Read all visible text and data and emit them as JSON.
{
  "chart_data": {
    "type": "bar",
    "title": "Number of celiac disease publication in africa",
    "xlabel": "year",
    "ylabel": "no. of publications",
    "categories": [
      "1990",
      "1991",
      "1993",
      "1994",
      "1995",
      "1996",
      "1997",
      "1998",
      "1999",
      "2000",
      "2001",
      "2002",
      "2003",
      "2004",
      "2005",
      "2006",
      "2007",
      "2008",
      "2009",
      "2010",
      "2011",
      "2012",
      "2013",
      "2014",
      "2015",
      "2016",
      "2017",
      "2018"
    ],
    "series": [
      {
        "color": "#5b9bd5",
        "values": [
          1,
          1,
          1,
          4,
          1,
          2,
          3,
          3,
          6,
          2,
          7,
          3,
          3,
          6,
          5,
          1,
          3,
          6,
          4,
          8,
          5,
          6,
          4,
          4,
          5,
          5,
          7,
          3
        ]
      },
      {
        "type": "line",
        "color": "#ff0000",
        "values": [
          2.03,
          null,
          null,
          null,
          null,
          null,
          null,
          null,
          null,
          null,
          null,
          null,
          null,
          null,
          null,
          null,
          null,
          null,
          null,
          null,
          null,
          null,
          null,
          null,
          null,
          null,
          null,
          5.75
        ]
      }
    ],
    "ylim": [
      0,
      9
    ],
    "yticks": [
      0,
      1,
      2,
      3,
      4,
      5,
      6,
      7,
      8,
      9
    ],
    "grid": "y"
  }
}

**STATED TASK**
All of the entries should be written out again exactly.

**OUTPUT FOR THIS TASK**
Read all visible text and data and emit them as JSON.
{
  "chart_data": {
    "type": "bar",
    "title": "Number of celiac disease publication in africa",
    "xlabel": "year",
    "ylabel": "no. of publications",
    "categories": [
      "1990",
      "1991",
      "1993",
      "1994",
      "1995",
      "1996",
      "1997",
      "1998",
      "1999",
      "2000",
      "2001",
      "2002",
      "2003",
      "2004",
      "2005",
      "2006",
      "2007",
      "2008",
      "2009",
      "2010",
      "2011",
      "2012",
      "2013",
      "2014",
      "2015",
      "2016",
      "2017",
      "2018"
    ],
    "series": [
      {
        "color": "#5b9bd5",
        "values": [
          1,
          1,
          1,
          4,
          1,
          2,
          3,
          3,
          6,
          2,
          7,
          3,
          3,
          6,
          5,
          1,
          3,
          6,
          4,
          8,
          5,
          6,
          4,
          4,
          5,
          5,
          7,
          3
        ]
      },
      {
        "type": "line",
        "color": "#ff0000",
        "values": [
          2.03,
          null,
          null,
          null,
          null,
          null,
          null,
          null,
          null,
          null,
          null,
          null,
          null,
          null,
          null,
          null,
          null,
          null,
          null,
          null,
          null,
          null,
          null,
          null,
          null,
          null,
          null,
          5.75
        ]
      }
    ],
    "ylim": [
      0,
      9
    ],
    "yticks": [
      0,
      1,
      2,
      3,
      4,
      5,
      6,
      7,
      8,
      9
    ],
    "grid": "y"
  }
}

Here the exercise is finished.